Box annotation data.
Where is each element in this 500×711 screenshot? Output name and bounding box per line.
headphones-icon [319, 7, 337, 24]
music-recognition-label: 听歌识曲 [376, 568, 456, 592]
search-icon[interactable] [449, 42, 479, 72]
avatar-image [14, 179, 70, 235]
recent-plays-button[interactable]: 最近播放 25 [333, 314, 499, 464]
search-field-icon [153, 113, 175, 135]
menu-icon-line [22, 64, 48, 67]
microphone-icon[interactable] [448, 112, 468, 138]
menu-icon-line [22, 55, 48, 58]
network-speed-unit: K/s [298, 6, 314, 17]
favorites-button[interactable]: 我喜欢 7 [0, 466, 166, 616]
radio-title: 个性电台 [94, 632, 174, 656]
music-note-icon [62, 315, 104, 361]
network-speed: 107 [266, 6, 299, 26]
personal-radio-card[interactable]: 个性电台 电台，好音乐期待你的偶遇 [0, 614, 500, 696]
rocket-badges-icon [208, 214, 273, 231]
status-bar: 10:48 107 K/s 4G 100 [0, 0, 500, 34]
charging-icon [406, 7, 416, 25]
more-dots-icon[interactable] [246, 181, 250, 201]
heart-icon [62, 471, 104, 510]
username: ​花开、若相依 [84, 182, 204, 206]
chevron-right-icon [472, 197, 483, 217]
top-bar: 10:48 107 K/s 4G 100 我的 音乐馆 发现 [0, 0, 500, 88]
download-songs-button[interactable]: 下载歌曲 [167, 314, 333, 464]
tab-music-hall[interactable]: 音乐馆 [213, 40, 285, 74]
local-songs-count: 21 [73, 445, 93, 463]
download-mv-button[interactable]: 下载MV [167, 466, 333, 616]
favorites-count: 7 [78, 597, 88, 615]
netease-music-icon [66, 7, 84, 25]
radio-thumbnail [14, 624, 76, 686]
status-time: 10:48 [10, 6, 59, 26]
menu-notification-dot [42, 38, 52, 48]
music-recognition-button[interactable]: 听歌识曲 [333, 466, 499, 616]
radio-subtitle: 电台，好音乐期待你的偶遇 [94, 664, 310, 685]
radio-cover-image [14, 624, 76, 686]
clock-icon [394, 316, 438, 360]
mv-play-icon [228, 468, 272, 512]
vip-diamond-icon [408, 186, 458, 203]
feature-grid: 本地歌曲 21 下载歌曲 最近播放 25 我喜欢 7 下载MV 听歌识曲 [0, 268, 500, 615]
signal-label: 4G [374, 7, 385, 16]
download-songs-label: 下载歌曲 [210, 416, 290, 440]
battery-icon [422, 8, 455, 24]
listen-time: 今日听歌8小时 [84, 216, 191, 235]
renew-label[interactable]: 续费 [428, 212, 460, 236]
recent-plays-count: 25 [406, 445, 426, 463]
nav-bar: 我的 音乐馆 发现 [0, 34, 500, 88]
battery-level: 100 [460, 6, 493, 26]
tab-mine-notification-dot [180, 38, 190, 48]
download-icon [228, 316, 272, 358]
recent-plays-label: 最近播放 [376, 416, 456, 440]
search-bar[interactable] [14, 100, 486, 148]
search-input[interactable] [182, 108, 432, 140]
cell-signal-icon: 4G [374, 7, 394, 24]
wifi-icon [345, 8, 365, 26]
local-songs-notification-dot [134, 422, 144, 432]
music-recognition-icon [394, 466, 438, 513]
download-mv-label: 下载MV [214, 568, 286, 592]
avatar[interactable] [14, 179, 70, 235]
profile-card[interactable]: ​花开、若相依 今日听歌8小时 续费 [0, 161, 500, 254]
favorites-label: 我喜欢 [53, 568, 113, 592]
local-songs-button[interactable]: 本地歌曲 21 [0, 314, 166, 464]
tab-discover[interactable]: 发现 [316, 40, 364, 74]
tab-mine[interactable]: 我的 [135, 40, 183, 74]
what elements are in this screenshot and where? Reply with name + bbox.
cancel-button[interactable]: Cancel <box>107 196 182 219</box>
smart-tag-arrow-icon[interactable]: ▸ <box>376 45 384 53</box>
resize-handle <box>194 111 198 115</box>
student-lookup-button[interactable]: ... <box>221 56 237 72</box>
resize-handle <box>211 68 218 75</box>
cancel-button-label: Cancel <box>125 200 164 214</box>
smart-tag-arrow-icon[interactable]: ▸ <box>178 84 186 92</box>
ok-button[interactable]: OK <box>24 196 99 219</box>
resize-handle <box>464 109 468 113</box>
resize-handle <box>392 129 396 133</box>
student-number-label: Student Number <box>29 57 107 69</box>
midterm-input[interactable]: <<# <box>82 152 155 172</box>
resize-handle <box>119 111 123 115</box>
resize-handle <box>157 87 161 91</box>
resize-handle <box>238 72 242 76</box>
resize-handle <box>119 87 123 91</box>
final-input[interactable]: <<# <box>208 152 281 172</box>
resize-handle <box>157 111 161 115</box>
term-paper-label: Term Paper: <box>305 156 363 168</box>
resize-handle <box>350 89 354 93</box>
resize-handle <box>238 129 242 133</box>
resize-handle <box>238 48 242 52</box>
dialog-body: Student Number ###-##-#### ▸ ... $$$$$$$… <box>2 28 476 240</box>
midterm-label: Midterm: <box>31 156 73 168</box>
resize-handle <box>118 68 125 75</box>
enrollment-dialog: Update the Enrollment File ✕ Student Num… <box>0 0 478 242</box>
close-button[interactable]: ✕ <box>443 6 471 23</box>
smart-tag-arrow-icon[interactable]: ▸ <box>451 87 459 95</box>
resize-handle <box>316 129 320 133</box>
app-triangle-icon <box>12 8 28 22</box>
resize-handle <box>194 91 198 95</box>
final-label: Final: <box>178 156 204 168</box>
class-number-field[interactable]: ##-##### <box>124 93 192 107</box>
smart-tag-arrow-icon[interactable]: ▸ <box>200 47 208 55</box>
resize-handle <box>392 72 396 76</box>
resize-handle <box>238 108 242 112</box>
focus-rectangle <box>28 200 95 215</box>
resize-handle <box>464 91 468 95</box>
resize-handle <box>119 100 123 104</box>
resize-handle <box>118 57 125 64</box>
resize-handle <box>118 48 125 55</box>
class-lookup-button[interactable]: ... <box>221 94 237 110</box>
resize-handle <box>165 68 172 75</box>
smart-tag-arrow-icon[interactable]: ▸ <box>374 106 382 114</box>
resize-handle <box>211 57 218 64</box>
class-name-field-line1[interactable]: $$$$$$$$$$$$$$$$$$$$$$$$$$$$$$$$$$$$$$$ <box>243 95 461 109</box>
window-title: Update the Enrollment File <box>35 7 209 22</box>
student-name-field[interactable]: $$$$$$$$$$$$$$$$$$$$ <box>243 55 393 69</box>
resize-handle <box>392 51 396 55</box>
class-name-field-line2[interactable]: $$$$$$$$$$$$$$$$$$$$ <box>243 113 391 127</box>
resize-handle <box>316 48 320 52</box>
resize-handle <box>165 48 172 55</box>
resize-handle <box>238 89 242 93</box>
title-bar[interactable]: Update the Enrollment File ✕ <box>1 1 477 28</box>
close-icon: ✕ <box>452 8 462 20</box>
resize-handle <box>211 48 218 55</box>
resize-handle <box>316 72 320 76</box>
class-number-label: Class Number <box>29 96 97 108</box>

WHAT TO PRODUCE. Reproduce the records above, substituting "sizing-handle" for every occurrence of "resize-handle" and leaving all other text unchanged.

THE SOLUTION.
Where is each element in this 500×711 screenshot? Output name and bounding box per line.
headphones-icon [319, 7, 337, 24]
music-recognition-label: 听歌识曲 [376, 568, 456, 592]
search-icon[interactable] [449, 42, 479, 72]
avatar-image [14, 179, 70, 235]
recent-plays-button[interactable]: 最近播放 25 [333, 314, 499, 464]
search-field-icon [153, 113, 175, 135]
menu-icon-line [22, 64, 48, 67]
microphone-icon[interactable] [448, 112, 468, 138]
menu-icon-line [22, 55, 48, 58]
network-speed-unit: K/s [298, 6, 314, 17]
favorites-button[interactable]: 我喜欢 7 [0, 466, 166, 616]
radio-title: 个性电台 [94, 632, 174, 656]
music-note-icon [62, 315, 104, 361]
network-speed: 107 [266, 6, 299, 26]
personal-radio-card[interactable]: 个性电台 电台，好音乐期待你的偶遇 [0, 614, 500, 696]
rocket-badges-icon [208, 214, 273, 231]
status-bar: 10:48 107 K/s 4G 100 [0, 0, 500, 34]
charging-icon [406, 7, 416, 25]
more-dots-icon[interactable] [246, 181, 250, 201]
heart-icon [62, 471, 104, 510]
username: ​花开、若相依 [84, 182, 204, 206]
chevron-right-icon [472, 197, 483, 217]
top-bar: 10:48 107 K/s 4G 100 我的 音乐馆 发现 [0, 0, 500, 88]
download-songs-button[interactable]: 下载歌曲 [167, 314, 333, 464]
tab-music-hall[interactable]: 音乐馆 [213, 40, 285, 74]
local-songs-count: 21 [73, 445, 93, 463]
download-mv-button[interactable]: 下载MV [167, 466, 333, 616]
favorites-count: 7 [78, 597, 88, 615]
netease-music-icon [66, 7, 84, 25]
radio-thumbnail [14, 624, 76, 686]
status-time: 10:48 [10, 6, 59, 26]
menu-notification-dot [42, 38, 52, 48]
music-recognition-button[interactable]: 听歌识曲 [333, 466, 499, 616]
radio-subtitle: 电台，好音乐期待你的偶遇 [94, 664, 310, 685]
radio-cover-image [14, 624, 76, 686]
clock-icon [394, 316, 438, 360]
mv-play-icon [228, 468, 272, 512]
vip-diamond-icon [408, 186, 458, 203]
feature-grid: 本地歌曲 21 下载歌曲 最近播放 25 我喜欢 7 下载MV 听歌识曲 [0, 268, 500, 615]
signal-label: 4G [374, 7, 385, 16]
download-songs-label: 下载歌曲 [210, 416, 290, 440]
battery-icon [422, 8, 455, 24]
listen-time: 今日听歌8小时 [84, 216, 191, 235]
renew-label[interactable]: 续费 [428, 212, 460, 236]
recent-plays-count: 25 [406, 445, 426, 463]
nav-bar: 我的 音乐馆 发现 [0, 34, 500, 88]
battery-level: 100 [460, 6, 493, 26]
tab-mine-notification-dot [180, 38, 190, 48]
download-icon [228, 316, 272, 358]
recent-plays-label: 最近播放 [376, 416, 456, 440]
search-bar[interactable] [14, 100, 486, 148]
search-input[interactable] [182, 108, 432, 140]
cell-signal-icon: 4G [374, 7, 394, 24]
wifi-icon [345, 8, 365, 26]
local-songs-notification-dot [134, 422, 144, 432]
music-recognition-icon [394, 466, 438, 513]
download-mv-label: 下载MV [214, 568, 286, 592]
avatar[interactable] [14, 179, 70, 235]
profile-card[interactable]: ​花开、若相依 今日听歌8小时 续费 [0, 161, 500, 254]
favorites-label: 我喜欢 [53, 568, 113, 592]
local-songs-button[interactable]: 本地歌曲 21 [0, 314, 166, 464]
tab-discover[interactable]: 发现 [316, 40, 364, 74]
tab-mine[interactable]: 我的 [135, 40, 183, 74]
what elements are in this screenshot and where? Reply with name + bbox.
cancel-button[interactable]: Cancel <box>107 196 182 219</box>
smart-tag-arrow-icon[interactable]: ▸ <box>376 45 384 53</box>
sizing-handle <box>194 111 198 115</box>
student-lookup-button[interactable]: ... <box>221 56 237 72</box>
sizing-handle <box>211 68 218 75</box>
cancel-button-label: Cancel <box>125 200 164 214</box>
smart-tag-arrow-icon[interactable]: ▸ <box>178 84 186 92</box>
ok-button[interactable]: OK <box>24 196 99 219</box>
sizing-handle <box>464 109 468 113</box>
sizing-handle <box>392 129 396 133</box>
student-number-label: Student Number <box>29 57 107 69</box>
midterm-input[interactable]: <<# <box>82 152 155 172</box>
sizing-handle <box>119 111 123 115</box>
sizing-handle <box>157 87 161 91</box>
sizing-handle <box>238 72 242 76</box>
sizing-handle <box>119 87 123 91</box>
final-input[interactable]: <<# <box>208 152 281 172</box>
sizing-handle <box>157 111 161 115</box>
term-paper-label: Term Paper: <box>305 156 363 168</box>
sizing-handle <box>350 89 354 93</box>
sizing-handle <box>238 129 242 133</box>
sizing-handle <box>238 48 242 52</box>
dialog-body: Student Number ###-##-#### ▸ ... $$$$$$$… <box>2 28 476 240</box>
midterm-label: Midterm: <box>31 156 73 168</box>
sizing-handle <box>118 68 125 75</box>
enrollment-dialog: Update the Enrollment File ✕ Student Num… <box>0 0 478 242</box>
close-button[interactable]: ✕ <box>443 6 471 23</box>
smart-tag-arrow-icon[interactable]: ▸ <box>451 87 459 95</box>
sizing-handle <box>316 129 320 133</box>
app-triangle-icon <box>12 8 28 22</box>
sizing-handle <box>194 91 198 95</box>
final-label: Final: <box>178 156 204 168</box>
class-number-field[interactable]: ##-##### <box>124 93 192 107</box>
smart-tag-arrow-icon[interactable]: ▸ <box>200 47 208 55</box>
sizing-handle <box>392 72 396 76</box>
sizing-handle <box>238 108 242 112</box>
focus-rectangle <box>28 200 95 215</box>
sizing-handle <box>464 91 468 95</box>
sizing-handle <box>119 100 123 104</box>
sizing-handle <box>118 57 125 64</box>
sizing-handle <box>118 48 125 55</box>
class-lookup-button[interactable]: ... <box>221 94 237 110</box>
sizing-handle <box>165 68 172 75</box>
smart-tag-arrow-icon[interactable]: ▸ <box>374 106 382 114</box>
sizing-handle <box>211 57 218 64</box>
class-name-field-line1[interactable]: $$$$$$$$$$$$$$$$$$$$$$$$$$$$$$$$$$$$$$$ <box>243 95 461 109</box>
window-title: Update the Enrollment File <box>35 7 209 22</box>
student-name-field[interactable]: $$$$$$$$$$$$$$$$$$$$ <box>243 55 393 69</box>
sizing-handle <box>392 51 396 55</box>
class-name-field-line2[interactable]: $$$$$$$$$$$$$$$$$$$$ <box>243 113 391 127</box>
sizing-handle <box>316 48 320 52</box>
sizing-handle <box>165 48 172 55</box>
sizing-handle <box>238 89 242 93</box>
title-bar[interactable]: Update the Enrollment File ✕ <box>1 1 477 28</box>
close-icon: ✕ <box>452 8 462 20</box>
sizing-handle <box>211 48 218 55</box>
sizing-handle <box>316 72 320 76</box>
class-number-label: Class Number <box>29 96 97 108</box>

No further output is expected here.